(Items from a figure collection)
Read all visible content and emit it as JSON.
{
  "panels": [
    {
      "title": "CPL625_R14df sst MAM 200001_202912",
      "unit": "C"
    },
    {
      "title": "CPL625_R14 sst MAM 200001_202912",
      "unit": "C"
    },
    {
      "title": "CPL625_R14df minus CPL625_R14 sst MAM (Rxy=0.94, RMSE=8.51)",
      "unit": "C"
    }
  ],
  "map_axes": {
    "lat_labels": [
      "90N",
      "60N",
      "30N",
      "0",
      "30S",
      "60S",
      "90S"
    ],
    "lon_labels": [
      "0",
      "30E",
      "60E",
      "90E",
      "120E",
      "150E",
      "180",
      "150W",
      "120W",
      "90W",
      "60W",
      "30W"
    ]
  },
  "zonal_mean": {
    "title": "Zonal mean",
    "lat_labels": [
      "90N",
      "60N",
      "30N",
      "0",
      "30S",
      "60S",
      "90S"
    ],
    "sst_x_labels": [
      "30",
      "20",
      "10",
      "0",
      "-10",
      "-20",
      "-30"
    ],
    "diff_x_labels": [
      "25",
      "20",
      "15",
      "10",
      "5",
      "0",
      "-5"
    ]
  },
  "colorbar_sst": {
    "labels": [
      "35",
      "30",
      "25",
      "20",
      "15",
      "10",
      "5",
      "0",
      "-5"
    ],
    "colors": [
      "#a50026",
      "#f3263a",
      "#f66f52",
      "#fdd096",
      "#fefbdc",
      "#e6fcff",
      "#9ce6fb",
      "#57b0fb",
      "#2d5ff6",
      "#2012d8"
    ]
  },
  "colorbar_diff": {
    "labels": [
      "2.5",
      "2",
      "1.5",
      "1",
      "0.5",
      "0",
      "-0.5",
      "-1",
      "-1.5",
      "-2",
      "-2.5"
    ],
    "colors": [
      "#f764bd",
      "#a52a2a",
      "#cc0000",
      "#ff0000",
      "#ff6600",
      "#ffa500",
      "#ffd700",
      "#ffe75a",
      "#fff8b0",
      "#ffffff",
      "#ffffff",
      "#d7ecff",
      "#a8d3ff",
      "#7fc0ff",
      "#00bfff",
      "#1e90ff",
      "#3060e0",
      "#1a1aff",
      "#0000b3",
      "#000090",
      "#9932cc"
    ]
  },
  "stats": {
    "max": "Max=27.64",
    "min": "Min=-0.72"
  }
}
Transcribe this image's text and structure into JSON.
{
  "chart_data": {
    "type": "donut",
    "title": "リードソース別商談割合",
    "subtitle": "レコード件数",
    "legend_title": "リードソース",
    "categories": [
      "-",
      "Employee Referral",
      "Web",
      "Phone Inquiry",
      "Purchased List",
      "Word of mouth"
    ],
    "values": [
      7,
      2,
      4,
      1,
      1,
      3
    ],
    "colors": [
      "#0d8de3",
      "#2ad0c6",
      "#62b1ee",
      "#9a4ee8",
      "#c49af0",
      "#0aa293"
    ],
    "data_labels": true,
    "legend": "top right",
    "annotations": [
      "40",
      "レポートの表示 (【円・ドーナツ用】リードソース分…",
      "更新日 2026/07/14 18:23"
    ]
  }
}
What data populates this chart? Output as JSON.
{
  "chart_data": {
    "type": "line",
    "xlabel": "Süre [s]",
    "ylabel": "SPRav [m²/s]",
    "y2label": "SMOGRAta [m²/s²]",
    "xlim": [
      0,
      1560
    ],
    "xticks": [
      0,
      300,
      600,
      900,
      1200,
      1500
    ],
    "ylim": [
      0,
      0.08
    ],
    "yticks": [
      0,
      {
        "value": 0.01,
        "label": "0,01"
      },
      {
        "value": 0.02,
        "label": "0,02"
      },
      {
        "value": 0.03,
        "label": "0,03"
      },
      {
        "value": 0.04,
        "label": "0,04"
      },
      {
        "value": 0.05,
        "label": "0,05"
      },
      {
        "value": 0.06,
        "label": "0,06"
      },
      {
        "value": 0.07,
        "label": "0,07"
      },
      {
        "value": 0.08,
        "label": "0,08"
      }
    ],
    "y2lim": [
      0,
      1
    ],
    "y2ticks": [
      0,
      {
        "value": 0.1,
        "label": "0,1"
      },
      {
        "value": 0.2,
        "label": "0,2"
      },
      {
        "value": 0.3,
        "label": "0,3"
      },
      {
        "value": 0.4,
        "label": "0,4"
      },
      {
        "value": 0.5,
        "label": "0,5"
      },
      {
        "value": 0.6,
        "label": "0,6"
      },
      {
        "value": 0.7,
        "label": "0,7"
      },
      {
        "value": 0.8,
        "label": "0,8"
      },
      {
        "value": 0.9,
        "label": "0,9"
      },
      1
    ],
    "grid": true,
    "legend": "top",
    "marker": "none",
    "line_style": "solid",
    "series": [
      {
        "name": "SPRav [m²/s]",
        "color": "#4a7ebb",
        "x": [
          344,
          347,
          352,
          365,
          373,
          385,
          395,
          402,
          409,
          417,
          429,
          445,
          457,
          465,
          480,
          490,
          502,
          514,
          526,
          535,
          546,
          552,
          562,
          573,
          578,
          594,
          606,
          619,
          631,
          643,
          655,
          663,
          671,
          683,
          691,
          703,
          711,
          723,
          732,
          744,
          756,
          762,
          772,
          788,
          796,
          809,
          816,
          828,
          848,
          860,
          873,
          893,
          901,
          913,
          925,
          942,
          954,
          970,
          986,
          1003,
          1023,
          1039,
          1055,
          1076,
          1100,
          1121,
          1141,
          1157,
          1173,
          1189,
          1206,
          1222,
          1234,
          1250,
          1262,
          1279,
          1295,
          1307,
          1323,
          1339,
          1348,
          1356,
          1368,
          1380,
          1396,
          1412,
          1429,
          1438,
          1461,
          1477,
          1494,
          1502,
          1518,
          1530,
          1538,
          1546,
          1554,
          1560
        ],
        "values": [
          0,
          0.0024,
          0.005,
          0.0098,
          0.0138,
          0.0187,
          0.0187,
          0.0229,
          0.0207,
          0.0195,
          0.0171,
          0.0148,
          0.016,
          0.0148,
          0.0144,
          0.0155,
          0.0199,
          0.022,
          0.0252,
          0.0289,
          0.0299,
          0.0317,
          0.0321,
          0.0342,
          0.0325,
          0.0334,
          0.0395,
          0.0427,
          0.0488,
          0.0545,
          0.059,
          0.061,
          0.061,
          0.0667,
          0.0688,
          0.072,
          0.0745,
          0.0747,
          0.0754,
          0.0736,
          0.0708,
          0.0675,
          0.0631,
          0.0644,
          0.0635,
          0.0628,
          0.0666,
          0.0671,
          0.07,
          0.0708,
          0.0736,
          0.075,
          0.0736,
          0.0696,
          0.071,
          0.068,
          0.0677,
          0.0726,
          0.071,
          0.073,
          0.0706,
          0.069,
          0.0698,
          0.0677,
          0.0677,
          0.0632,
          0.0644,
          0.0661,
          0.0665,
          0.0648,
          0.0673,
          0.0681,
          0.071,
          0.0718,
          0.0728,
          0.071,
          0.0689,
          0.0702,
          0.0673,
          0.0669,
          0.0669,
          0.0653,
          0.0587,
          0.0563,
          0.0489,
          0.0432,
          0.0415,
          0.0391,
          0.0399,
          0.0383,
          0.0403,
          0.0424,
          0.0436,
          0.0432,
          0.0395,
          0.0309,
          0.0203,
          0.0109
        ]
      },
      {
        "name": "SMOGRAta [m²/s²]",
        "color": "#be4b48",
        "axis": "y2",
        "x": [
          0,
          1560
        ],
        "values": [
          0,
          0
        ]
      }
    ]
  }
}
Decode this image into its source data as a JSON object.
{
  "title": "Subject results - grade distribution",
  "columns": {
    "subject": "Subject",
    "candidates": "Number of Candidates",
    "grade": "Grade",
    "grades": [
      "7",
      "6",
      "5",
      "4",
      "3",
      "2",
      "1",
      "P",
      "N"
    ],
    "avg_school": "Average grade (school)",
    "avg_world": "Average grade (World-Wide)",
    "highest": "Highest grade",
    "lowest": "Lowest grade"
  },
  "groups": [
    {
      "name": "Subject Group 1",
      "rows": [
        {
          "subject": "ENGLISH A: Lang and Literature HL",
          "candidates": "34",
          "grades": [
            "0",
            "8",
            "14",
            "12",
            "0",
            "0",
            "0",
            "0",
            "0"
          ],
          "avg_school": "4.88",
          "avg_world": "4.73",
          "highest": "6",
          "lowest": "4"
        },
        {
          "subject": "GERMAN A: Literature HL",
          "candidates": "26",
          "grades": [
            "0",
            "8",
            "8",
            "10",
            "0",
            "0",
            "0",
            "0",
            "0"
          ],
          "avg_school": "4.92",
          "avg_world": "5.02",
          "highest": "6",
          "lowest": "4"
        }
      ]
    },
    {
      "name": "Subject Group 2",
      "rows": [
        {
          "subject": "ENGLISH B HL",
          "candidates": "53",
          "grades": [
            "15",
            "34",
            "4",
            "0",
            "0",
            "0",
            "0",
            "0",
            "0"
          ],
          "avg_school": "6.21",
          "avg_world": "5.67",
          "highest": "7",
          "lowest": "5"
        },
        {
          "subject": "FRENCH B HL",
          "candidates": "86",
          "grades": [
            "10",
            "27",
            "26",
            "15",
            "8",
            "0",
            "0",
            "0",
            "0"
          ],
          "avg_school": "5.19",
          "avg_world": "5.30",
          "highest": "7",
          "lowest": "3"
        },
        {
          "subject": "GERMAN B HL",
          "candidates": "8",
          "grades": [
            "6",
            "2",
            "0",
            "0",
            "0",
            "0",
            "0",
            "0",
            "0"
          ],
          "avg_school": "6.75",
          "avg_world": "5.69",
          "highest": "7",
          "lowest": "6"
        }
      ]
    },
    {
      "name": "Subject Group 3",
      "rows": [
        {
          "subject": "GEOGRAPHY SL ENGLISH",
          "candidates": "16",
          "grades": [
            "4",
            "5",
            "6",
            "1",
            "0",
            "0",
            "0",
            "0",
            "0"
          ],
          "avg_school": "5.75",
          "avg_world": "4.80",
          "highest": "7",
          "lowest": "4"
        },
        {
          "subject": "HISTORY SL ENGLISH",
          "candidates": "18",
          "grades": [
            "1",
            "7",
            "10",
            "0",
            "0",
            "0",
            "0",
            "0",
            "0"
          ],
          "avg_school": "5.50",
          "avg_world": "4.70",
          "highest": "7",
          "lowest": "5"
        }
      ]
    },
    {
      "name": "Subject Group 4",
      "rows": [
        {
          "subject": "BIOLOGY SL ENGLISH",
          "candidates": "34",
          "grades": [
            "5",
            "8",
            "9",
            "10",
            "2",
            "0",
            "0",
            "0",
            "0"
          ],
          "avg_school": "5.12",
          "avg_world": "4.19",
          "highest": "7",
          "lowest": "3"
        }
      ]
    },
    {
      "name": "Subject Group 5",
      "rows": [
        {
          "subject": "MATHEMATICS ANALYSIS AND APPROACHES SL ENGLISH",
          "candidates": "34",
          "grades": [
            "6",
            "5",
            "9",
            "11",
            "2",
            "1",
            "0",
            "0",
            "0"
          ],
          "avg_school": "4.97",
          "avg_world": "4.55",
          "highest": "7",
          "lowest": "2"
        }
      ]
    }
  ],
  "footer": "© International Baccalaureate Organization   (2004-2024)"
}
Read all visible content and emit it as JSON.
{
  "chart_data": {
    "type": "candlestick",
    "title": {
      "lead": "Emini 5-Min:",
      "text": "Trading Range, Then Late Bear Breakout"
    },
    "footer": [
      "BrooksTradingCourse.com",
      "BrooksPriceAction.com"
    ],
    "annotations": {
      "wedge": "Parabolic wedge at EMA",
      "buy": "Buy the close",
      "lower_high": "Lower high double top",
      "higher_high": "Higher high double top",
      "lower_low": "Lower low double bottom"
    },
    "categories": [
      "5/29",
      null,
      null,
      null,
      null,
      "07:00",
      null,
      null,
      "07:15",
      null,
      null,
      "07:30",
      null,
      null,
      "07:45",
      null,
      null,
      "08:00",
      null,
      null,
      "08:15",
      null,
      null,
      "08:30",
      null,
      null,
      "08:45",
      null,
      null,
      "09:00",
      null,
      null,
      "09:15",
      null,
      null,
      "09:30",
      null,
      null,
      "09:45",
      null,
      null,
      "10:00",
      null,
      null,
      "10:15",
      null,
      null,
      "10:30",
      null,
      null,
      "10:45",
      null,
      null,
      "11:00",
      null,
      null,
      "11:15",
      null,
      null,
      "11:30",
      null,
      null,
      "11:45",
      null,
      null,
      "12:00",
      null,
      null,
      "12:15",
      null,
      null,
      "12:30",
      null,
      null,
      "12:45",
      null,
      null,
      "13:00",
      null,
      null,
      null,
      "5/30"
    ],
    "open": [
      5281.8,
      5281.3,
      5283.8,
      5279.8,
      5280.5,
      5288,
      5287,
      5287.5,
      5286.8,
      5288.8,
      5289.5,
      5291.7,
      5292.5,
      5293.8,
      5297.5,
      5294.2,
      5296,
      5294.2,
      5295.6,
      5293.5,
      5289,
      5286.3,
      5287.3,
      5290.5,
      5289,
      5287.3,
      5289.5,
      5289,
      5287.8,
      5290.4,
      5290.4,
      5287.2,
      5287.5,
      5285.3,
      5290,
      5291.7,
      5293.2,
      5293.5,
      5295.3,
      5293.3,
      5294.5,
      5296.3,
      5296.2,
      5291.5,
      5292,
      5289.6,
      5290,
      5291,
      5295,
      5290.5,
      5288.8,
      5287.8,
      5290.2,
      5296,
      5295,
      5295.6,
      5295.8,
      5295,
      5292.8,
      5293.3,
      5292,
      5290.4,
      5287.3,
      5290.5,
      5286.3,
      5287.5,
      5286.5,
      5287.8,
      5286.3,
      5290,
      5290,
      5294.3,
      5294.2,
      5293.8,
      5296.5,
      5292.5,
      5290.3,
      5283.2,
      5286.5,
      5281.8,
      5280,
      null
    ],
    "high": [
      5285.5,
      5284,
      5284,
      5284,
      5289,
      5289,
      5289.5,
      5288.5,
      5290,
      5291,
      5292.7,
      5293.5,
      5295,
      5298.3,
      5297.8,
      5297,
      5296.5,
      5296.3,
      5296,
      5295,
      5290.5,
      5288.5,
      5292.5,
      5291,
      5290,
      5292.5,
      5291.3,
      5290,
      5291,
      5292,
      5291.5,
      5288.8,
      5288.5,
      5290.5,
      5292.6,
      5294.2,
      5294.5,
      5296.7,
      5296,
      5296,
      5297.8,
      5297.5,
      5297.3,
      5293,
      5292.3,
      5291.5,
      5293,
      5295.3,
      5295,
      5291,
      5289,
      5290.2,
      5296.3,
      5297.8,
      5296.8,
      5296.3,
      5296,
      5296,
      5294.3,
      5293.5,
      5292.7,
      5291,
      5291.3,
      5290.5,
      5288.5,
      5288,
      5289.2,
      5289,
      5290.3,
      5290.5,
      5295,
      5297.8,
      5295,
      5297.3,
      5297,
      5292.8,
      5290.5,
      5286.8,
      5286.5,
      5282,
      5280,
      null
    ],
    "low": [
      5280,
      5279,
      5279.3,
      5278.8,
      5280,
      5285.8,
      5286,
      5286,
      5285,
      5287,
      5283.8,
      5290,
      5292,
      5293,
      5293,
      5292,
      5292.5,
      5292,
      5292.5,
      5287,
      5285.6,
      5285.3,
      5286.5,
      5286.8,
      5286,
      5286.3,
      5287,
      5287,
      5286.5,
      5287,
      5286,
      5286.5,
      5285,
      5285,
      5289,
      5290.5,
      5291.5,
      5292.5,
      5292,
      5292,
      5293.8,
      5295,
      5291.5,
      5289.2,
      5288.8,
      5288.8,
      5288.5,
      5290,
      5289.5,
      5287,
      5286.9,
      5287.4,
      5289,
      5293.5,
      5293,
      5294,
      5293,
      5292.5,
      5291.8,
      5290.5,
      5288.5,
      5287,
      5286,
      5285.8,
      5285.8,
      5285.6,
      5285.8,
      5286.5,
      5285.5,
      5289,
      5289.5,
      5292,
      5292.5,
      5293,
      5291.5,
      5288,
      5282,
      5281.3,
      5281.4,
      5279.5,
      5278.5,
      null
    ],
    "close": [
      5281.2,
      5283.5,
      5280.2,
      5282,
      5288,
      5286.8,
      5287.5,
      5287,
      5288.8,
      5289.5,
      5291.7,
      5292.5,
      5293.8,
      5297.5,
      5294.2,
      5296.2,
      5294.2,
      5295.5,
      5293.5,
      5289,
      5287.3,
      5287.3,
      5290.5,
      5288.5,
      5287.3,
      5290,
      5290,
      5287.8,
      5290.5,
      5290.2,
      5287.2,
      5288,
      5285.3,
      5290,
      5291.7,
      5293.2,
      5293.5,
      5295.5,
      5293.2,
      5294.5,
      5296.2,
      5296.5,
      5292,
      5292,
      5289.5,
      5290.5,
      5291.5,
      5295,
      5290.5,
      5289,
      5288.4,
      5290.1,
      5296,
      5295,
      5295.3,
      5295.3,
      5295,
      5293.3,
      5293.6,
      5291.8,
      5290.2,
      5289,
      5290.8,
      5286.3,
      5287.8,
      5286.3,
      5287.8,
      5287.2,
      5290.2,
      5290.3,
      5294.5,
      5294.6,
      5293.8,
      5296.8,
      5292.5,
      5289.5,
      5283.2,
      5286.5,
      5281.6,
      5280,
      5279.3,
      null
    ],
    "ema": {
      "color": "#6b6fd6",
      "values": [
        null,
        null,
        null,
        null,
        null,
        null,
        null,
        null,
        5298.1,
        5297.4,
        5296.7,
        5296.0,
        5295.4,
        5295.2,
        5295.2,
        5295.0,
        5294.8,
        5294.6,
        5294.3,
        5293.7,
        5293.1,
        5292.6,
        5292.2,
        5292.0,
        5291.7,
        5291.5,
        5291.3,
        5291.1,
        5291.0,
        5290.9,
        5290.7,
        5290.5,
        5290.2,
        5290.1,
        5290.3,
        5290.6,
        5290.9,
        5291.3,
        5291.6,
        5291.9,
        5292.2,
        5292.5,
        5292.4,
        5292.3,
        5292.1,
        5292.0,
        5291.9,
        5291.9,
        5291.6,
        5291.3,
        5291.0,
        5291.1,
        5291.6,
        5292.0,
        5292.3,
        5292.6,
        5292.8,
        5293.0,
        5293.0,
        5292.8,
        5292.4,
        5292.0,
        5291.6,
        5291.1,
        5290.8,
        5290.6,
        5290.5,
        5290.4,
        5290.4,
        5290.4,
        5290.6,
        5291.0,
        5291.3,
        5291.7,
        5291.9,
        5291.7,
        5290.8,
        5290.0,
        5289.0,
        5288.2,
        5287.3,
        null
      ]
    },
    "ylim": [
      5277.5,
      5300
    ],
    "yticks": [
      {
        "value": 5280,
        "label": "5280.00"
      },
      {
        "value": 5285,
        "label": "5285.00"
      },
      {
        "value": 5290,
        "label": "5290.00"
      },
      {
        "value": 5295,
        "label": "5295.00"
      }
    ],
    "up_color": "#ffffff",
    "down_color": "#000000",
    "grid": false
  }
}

● **What is asked**: Report how many lines of the entries hold the string "double". Provide the number alone.

● **Completed task**: 3